[begin Given entries]

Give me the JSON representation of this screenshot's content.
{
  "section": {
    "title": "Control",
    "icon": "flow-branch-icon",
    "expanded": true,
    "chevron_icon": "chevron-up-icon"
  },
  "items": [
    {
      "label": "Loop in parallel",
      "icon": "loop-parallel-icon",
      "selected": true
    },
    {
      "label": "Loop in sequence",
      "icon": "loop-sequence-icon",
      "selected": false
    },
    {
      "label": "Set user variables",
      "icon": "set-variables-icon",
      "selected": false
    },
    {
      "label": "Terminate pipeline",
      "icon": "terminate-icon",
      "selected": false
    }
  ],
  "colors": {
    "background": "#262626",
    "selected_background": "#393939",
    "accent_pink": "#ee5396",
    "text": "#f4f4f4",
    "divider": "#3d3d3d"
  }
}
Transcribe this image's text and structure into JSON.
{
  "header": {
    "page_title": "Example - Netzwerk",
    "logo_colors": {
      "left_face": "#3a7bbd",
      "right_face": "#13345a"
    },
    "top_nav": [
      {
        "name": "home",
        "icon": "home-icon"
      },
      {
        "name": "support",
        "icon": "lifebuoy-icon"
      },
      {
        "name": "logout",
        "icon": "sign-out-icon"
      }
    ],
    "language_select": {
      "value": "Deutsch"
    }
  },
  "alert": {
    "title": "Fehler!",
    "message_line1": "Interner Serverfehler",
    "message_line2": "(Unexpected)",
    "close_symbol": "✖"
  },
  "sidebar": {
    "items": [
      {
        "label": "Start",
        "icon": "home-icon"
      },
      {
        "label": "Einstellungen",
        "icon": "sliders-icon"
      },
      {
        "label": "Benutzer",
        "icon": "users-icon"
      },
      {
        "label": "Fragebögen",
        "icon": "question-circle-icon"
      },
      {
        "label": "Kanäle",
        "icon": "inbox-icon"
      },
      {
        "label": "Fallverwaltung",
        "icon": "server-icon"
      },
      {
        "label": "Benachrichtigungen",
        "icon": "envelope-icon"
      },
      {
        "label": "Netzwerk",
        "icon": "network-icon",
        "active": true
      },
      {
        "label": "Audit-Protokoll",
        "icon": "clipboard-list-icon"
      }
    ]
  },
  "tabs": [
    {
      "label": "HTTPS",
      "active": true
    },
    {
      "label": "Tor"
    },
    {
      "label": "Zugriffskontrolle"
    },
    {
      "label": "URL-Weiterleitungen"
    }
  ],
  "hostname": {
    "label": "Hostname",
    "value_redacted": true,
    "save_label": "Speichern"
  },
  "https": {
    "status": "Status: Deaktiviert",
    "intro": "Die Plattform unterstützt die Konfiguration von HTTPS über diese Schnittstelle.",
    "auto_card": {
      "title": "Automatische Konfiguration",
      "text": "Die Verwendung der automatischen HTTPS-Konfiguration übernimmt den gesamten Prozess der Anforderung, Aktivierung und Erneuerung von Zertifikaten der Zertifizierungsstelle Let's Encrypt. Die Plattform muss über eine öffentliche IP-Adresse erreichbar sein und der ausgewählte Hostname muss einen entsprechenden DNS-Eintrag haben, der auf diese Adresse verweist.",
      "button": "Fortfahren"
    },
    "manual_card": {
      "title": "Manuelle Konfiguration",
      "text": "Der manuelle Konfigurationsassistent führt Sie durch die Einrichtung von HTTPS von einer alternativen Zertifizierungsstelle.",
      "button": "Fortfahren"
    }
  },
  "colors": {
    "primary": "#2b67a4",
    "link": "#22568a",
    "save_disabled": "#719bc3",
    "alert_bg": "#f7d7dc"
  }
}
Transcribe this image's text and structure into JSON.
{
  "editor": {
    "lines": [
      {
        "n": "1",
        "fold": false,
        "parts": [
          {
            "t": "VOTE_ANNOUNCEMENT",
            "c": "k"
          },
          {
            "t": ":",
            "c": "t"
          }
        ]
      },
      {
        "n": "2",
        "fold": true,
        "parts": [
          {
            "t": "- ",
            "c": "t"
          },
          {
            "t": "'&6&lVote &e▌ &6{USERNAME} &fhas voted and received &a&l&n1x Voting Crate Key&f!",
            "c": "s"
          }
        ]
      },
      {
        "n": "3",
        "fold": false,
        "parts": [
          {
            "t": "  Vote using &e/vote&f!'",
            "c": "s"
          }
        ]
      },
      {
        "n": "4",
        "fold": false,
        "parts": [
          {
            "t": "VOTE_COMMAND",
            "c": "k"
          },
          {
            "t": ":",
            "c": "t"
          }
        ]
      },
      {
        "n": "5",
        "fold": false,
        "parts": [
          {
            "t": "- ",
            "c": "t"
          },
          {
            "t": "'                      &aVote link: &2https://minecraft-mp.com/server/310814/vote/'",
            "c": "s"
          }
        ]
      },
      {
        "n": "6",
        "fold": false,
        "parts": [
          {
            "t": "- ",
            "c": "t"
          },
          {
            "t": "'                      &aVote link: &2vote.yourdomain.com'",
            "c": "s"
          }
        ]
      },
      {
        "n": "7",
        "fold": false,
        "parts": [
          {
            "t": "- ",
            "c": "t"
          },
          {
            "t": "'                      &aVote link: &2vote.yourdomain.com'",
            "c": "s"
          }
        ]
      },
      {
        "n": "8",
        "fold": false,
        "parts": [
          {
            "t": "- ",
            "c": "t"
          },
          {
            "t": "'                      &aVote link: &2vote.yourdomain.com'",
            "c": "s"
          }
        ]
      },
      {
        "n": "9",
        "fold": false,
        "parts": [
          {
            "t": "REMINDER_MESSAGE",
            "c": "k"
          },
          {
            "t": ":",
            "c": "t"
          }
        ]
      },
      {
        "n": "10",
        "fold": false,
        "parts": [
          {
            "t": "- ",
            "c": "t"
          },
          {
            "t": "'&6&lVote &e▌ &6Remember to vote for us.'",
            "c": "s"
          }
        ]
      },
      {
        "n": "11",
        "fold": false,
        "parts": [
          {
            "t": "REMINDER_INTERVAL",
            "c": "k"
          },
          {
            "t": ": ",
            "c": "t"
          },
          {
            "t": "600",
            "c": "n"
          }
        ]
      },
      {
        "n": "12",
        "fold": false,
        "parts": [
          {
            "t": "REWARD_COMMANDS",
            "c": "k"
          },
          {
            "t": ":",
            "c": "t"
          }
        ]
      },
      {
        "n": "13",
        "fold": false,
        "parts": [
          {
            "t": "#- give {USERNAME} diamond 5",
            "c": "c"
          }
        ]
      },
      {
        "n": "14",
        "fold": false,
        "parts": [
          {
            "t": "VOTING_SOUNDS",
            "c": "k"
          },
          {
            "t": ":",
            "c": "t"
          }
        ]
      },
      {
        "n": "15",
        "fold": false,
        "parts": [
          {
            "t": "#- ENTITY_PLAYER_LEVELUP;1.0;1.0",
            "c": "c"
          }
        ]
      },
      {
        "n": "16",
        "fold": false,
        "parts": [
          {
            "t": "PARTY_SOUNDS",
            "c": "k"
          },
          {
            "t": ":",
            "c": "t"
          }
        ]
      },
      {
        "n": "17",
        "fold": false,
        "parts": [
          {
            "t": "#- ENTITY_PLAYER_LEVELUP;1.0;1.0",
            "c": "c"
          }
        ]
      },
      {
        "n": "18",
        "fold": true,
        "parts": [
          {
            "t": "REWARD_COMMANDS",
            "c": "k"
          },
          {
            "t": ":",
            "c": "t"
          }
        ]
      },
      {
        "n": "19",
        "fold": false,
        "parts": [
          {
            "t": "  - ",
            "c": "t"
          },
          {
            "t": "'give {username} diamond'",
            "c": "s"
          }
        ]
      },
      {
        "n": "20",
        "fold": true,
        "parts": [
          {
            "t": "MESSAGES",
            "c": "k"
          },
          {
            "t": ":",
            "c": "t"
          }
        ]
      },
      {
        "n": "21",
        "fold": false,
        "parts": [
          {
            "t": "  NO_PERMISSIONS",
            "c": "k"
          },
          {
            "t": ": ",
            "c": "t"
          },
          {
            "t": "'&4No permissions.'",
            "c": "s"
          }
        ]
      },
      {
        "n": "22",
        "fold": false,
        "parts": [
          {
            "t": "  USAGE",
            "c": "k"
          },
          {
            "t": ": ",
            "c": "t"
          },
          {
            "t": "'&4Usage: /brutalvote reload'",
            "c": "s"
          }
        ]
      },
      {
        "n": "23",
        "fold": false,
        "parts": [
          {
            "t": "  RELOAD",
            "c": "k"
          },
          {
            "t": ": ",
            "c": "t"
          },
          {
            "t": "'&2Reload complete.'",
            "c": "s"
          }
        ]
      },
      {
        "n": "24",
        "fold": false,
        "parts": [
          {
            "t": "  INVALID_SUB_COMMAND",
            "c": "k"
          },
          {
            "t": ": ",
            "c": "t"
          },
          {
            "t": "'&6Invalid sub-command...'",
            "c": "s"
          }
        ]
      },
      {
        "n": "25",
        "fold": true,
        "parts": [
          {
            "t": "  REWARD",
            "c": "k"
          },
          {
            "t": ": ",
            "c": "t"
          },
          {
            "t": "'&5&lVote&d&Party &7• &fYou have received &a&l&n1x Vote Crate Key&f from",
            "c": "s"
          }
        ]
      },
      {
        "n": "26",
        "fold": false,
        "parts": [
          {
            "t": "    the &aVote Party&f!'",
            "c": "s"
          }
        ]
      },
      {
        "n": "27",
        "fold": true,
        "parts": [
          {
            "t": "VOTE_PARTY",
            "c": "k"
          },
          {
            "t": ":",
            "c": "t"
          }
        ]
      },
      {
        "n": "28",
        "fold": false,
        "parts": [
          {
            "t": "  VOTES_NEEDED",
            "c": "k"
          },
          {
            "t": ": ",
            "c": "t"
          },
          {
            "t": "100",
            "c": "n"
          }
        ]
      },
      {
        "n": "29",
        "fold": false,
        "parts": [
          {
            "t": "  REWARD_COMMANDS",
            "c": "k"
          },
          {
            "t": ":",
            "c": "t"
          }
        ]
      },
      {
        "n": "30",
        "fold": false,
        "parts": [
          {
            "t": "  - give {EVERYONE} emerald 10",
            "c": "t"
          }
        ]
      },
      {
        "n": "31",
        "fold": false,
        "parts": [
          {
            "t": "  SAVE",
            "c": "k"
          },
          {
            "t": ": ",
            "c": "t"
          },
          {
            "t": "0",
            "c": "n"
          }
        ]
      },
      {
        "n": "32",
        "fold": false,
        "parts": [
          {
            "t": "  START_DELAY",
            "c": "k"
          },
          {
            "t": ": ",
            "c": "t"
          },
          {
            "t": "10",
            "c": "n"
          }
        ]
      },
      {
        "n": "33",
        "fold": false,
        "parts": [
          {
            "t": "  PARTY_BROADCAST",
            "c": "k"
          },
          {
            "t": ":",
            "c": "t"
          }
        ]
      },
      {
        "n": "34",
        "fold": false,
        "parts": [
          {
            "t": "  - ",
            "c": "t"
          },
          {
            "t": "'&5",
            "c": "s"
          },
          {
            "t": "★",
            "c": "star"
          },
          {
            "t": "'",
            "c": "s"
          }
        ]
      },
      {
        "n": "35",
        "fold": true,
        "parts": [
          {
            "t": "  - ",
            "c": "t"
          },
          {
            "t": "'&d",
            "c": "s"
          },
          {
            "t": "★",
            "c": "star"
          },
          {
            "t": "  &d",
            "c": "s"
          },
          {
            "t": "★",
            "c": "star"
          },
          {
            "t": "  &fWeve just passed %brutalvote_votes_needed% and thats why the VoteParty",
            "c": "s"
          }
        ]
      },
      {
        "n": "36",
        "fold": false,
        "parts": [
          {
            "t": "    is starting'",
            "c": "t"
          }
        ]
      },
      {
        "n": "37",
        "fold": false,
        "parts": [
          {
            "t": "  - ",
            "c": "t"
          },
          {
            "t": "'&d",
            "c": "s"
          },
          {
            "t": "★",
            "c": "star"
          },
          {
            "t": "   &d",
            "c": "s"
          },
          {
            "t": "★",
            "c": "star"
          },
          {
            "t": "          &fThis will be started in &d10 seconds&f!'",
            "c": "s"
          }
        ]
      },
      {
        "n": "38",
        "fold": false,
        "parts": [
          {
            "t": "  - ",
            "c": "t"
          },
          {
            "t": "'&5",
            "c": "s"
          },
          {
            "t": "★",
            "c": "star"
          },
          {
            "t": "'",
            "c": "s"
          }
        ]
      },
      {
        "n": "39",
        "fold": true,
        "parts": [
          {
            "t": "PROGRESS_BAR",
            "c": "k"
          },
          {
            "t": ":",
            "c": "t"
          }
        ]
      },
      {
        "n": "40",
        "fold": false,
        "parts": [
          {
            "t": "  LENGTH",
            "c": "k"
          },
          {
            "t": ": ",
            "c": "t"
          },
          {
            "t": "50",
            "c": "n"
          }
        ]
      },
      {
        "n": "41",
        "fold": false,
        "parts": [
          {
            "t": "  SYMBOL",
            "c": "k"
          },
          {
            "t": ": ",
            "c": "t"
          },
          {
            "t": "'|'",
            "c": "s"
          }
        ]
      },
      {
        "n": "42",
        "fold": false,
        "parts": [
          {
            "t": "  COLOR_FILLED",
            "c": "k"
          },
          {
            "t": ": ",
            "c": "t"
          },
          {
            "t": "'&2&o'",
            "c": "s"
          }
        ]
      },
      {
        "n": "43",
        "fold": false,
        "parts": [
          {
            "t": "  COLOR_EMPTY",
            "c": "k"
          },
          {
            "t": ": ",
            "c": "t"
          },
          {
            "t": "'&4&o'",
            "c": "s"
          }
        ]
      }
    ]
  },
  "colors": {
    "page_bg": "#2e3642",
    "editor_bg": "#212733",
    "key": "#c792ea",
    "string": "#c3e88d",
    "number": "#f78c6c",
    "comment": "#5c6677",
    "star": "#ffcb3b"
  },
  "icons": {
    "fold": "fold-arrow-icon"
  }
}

[end Given entries]

● Exercise task
Copy out each line in the listing that has the word "variables".

● Response
      "label": "Set user variables",
      "icon": "set-variables-icon",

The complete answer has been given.